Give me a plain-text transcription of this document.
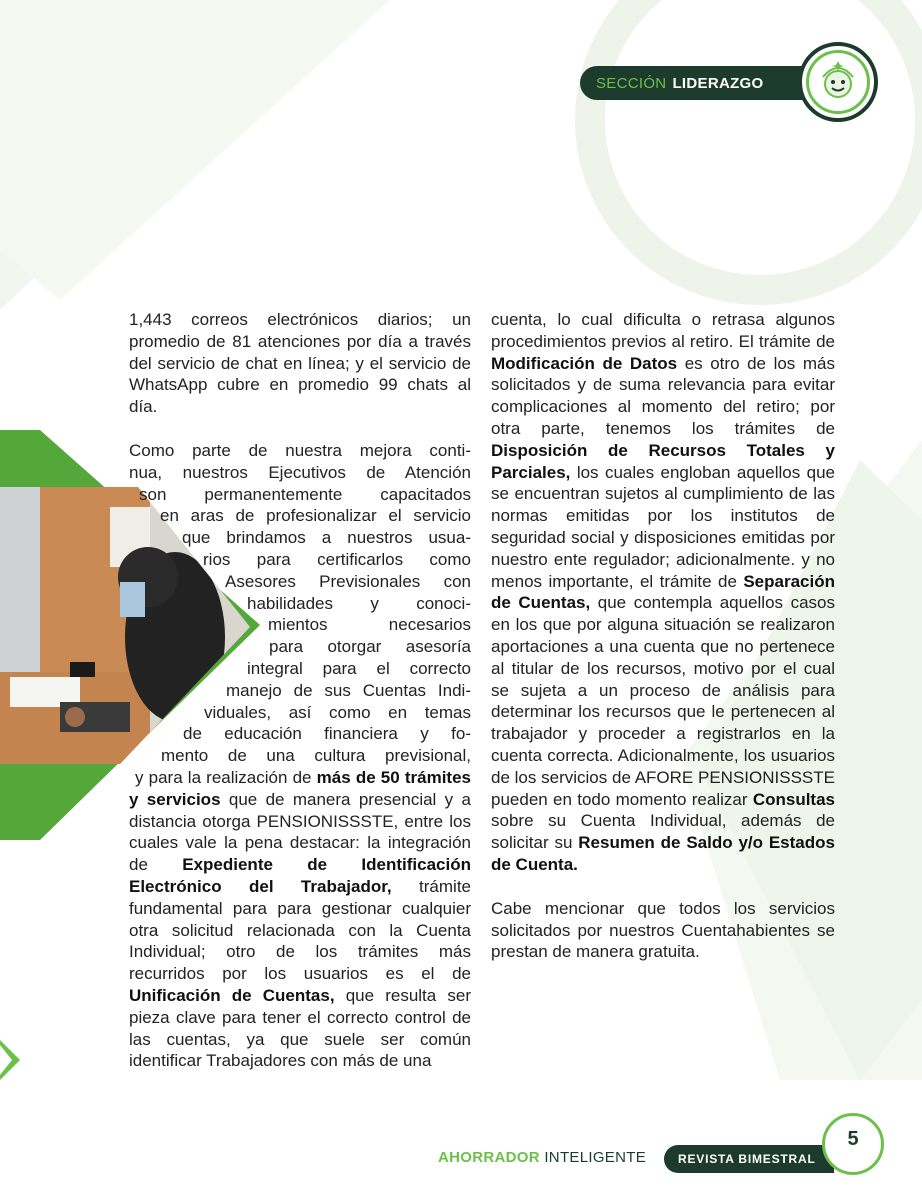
SECCIÓN LIDERAZGO

1,443 correos electrónicos diarios; un promedio de 81 atenciones por día a través del servicio de chat en línea; y el servicio de WhatsApp cubre en promedio 99 chats al día.

Como parte de nuestra mejora conti-
nua, nuestros Ejecutivos de Atención
son permanentemente capacitados
en aras de profesionalizar el servicio
que brindamos a nuestros usua-
rios para certificarlos como
Asesores Previsionales con
habilidades y conoci-
mientos necesarios
para otorgar asesoría
integral para el correcto
manejo de sus Cuentas Indi-
viduales, así como en temas
de educación financiera y fo-
mento de una cultura previsional,

y para la realización de más de 50 trámites y servicios que de manera presencial y a distancia otorga PENSIONISSSTE, entre los cuales vale la pena destacar: la integración de Expediente de Identificación Electrónico del Trabajador, trámite fundamental para para gestionar cualquier otra solicitud relacionada con la Cuenta Individual; otro de los trámites más recurridos por los usuarios es el de Unificación de Cuentas, que resulta ser pieza clave para tener el correcto control de las cuentas, ya que suele ser común identificar Trabajadores con más de una

cuenta, lo cual dificulta o retrasa algunos procedimientos previos al retiro. El trámite de Modificación de Datos es otro de los más solicitados y de suma relevancia para evitar complicaciones al momento del retiro; por otra parte, tenemos los trámites de Disposición de Recursos Totales y Parciales, los cuales engloban aquellos que se encuentran sujetos al cumplimiento de las normas emitidas por los institutos de seguridad social y disposiciones emitidas por nuestro ente regulador; adicionalmente. y no menos importante, el trámite de Separación de Cuentas, que contempla aquellos casos en los que por alguna situación se realizaron aportaciones a una cuenta que no pertenece al titular de los recursos, motivo por el cual se sujeta a un proceso de análisis para determinar los recursos que le pertenecen al trabajador y proceder a registrarlos en la cuenta correcta. Adicionalmente, los usuarios de los servicios de AFORE PENSIONISSSTE pueden en todo momento realizar Consultas sobre su Cuenta Individual, además de solicitar su Resumen de Saldo y/o Estados de Cuenta.

Cabe mencionar que todos los servicios solicitados por nuestros Cuentahabientes se prestan de manera gratuita.

AHORRADOR INTELIGENTE	REVISTA BIMESTRAL
5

# [Problem details]
Look through the data above. Find each line with the string "nuestros" and copy it.

# [Task answer]
nua, nuestros Ejecutivos de Atención
que brindamos a nuestros usua-
Cabe mencionar que todos los servicios solicitados por nuestros Cuentahabientes se prestan de manera gratuita.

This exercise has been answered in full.